'''

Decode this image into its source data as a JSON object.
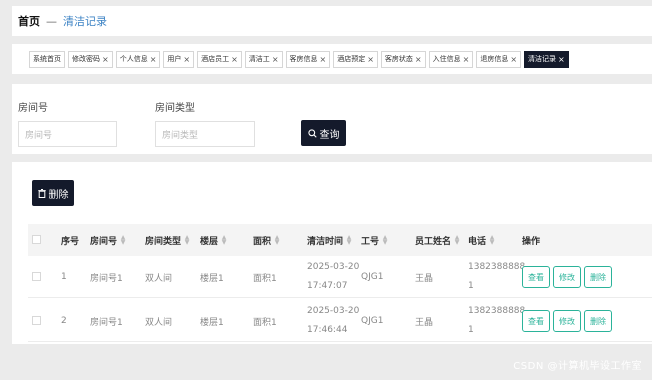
{
  "breadcrumb": {
    "home": "首页",
    "separator": "—",
    "current": "清洁记录"
  },
  "tags": [
    {
      "label": "系统首页",
      "closable": false,
      "active": false
    },
    {
      "label": "修改密码",
      "closable": true,
      "active": false
    },
    {
      "label": "个人信息",
      "closable": true,
      "active": false
    },
    {
      "label": "用户",
      "closable": true,
      "active": false
    },
    {
      "label": "酒店员工",
      "closable": true,
      "active": false
    },
    {
      "label": "清洁工",
      "closable": true,
      "active": false
    },
    {
      "label": "客房信息",
      "closable": true,
      "active": false
    },
    {
      "label": "酒店预定",
      "closable": true,
      "active": false
    },
    {
      "label": "客房状态",
      "closable": true,
      "active": false
    },
    {
      "label": "入住信息",
      "closable": true,
      "active": false
    },
    {
      "label": "退房信息",
      "closable": true,
      "active": false
    },
    {
      "label": "清洁记录",
      "closable": true,
      "active": true
    }
  ],
  "close_glyph": "×",
  "search": {
    "room_no_label": "房间号",
    "room_no_placeholder": "房间号",
    "room_type_label": "房间类型",
    "room_type_placeholder": "房间类型",
    "query_button": "查询",
    "query_icon": "search-icon"
  },
  "toolbar": {
    "delete_button": "删除",
    "delete_icon": "trash-icon"
  },
  "table": {
    "columns": [
      "序号",
      "房间号",
      "房间类型",
      "楼层",
      "面积",
      "清洁时间",
      "工号",
      "员工姓名",
      "电话",
      "操作"
    ],
    "rows": [
      {
        "index": "1",
        "room_no": "房间号1",
        "room_type": "双人间",
        "floor": "楼层1",
        "area": "面积1",
        "time_line1": "2025-03-20",
        "time_line2": "17:47:07",
        "staff_id": "QJG1",
        "staff_name": "王晶",
        "phone_line1": "1382388888",
        "phone_line2": "1"
      },
      {
        "index": "2",
        "room_no": "房间号1",
        "room_type": "双人间",
        "floor": "楼层1",
        "area": "面积1",
        "time_line1": "2025-03-20",
        "time_line2": "17:46:44",
        "staff_id": "QJG1",
        "staff_name": "王晶",
        "phone_line1": "1382388888",
        "phone_line2": "1"
      }
    ],
    "actions": {
      "view": "查看",
      "edit": "修改",
      "delete": "删除"
    }
  },
  "watermark": "CSDN @计算机毕设工作室",
  "colors": {
    "dark": "#141a2b",
    "accent_green": "#2bb39a",
    "link_blue": "#3b82c4"
  }
}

'''

◆ Exercise description ◆
Omit every picture, then repeat the remaining data exactly as it appears above.

◆ Solved exercise ◆
Decode this image into its source data as a JSON object.
{
  "breadcrumb": {
    "home": "首页",
    "separator": "—",
    "current": "清洁记录"
  },
  "tags": [
    {
      "label": "系统首页",
      "closable": false,
      "active": false
    },
    {
      "label": "修改密码",
      "closable": true,
      "active": false
    },
    {
      "label": "个人信息",
      "closable": true,
      "active": false
    },
    {
      "label": "用户",
      "closable": true,
      "active": false
    },
    {
      "label": "酒店员工",
      "closable": true,
      "active": false
    },
    {
      "label": "清洁工",
      "closable": true,
      "active": false
    },
    {
      "label": "客房信息",
      "closable": true,
      "active": false
    },
    {
      "label": "酒店预定",
      "closable": true,
      "active": false
    },
    {
      "label": "客房状态",
      "closable": true,
      "active": false
    },
    {
      "label": "入住信息",
      "closable": true,
      "active": false
    },
    {
      "label": "退房信息",
      "closable": true,
      "active": false
    },
    {
      "label": "清洁记录",
      "closable": true,
      "active": true
    }
  ],
  "close_glyph": "×",
  "search": {
    "room_no_label": "房间号",
    "room_no_placeholder": "房间号",
    "room_type_label": "房间类型",
    "room_type_placeholder": "房间类型",
    "query_button": "查询",
    "query_icon": "search-icon"
  },
  "toolbar": {
    "delete_button": "删除",
    "delete_icon": "trash-icon"
  },
  "table": {
    "columns": [
      "序号",
      "房间号",
      "房间类型",
      "楼层",
      "面积",
      "清洁时间",
      "工号",
      "员工姓名",
      "电话",
      "操作"
    ],
    "rows": [
      {
        "index": "1",
        "room_no": "房间号1",
        "room_type": "双人间",
        "floor": "楼层1",
        "area": "面积1",
        "time_line1": "2025-03-20",
        "time_line2": "17:47:07",
        "staff_id": "QJG1",
        "staff_name": "王晶",
        "phone_line1": "1382388888",
        "phone_line2": "1"
      },
      {
        "index": "2",
        "room_no": "房间号1",
        "room_type": "双人间",
        "floor": "楼层1",
        "area": "面积1",
        "time_line1": "2025-03-20",
        "time_line2": "17:46:44",
        "staff_id": "QJG1",
        "staff_name": "王晶",
        "phone_line1": "1382388888",
        "phone_line2": "1"
      }
    ],
    "actions": {
      "view": "查看",
      "edit": "修改",
      "delete": "删除"
    }
  },
  "watermark": "CSDN @计算机毕设工作室",
  "colors": {
    "dark": "#141a2b",
    "accent_green": "#2bb39a",
    "link_blue": "#3b82c4"
  }
}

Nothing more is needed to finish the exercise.